▶ What the task requires
Set down each entry from the block beneath, exactly as written.

(Dataset excerpt)
◇ ◇ ◇ ◇

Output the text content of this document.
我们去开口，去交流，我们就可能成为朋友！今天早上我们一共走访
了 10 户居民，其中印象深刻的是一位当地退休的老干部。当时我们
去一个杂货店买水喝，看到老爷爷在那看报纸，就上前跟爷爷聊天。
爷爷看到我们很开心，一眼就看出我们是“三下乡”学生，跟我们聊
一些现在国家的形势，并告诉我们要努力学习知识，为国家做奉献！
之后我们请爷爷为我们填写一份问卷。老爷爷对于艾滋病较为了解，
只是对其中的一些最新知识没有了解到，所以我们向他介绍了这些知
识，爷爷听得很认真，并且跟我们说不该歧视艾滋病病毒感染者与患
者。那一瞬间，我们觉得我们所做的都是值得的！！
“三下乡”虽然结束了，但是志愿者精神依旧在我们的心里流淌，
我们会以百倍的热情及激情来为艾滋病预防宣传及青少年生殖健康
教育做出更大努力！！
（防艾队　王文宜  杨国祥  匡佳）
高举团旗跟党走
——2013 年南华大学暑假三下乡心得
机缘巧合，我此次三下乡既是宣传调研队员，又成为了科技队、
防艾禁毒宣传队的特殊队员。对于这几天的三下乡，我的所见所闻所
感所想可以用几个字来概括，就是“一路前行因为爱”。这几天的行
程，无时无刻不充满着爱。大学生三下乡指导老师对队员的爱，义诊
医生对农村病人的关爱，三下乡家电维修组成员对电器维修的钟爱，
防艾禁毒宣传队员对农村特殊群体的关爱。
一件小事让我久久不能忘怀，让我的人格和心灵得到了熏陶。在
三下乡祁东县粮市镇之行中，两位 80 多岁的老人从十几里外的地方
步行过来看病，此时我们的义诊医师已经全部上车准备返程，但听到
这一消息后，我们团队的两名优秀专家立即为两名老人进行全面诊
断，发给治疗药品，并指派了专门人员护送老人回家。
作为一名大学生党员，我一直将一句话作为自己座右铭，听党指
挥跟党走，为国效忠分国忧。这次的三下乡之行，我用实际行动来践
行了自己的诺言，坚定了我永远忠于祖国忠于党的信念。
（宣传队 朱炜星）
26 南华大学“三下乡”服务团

◇ ◇ ◇ ◇

▶ Answer to the task
Output the text content of this document.
我们去开口，去交流，我们就可能成为朋友！今天早上我们一共走访
了 10 户居民，其中印象深刻的是一位当地退休的老干部。当时我们
去一个杂货店买水喝，看到老爷爷在那看报纸，就上前跟爷爷聊天。
爷爷看到我们很开心，一眼就看出我们是“三下乡”学生，跟我们聊
一些现在国家的形势，并告诉我们要努力学习知识，为国家做奉献！
之后我们请爷爷为我们填写一份问卷。老爷爷对于艾滋病较为了解，
只是对其中的一些最新知识没有了解到，所以我们向他介绍了这些知
识，爷爷听得很认真，并且跟我们说不该歧视艾滋病病毒感染者与患
者。那一瞬间，我们觉得我们所做的都是值得的！！
“三下乡”虽然结束了，但是志愿者精神依旧在我们的心里流淌，
我们会以百倍的热情及激情来为艾滋病预防宣传及青少年生殖健康
教育做出更大努力！！
（防艾队　王文宜  杨国祥  匡佳）
高举团旗跟党走
——2013 年南华大学暑假三下乡心得
机缘巧合，我此次三下乡既是宣传调研队员，又成为了科技队、
防艾禁毒宣传队的特殊队员。对于这几天的三下乡，我的所见所闻所
感所想可以用几个字来概括，就是“一路前行因为爱”。这几天的行
程，无时无刻不充满着爱。大学生三下乡指导老师对队员的爱，义诊
医生对农村病人的关爱，三下乡家电维修组成员对电器维修的钟爱，
防艾禁毒宣传队员对农村特殊群体的关爱。
一件小事让我久久不能忘怀，让我的人格和心灵得到了熏陶。在
三下乡祁东县粮市镇之行中，两位 80 多岁的老人从十几里外的地方
步行过来看病，此时我们的义诊医师已经全部上车准备返程，但听到
这一消息后，我们团队的两名优秀专家立即为两名老人进行全面诊
断，发给治疗药品，并指派了专门人员护送老人回家。
作为一名大学生党员，我一直将一句话作为自己座右铭，听党指
挥跟党走，为国效忠分国忧。这次的三下乡之行，我用实际行动来践
行了自己的诺言，坚定了我永远忠于祖国忠于党的信念。
（宣传队 朱炜星）
26 南华大学“三下乡”服务团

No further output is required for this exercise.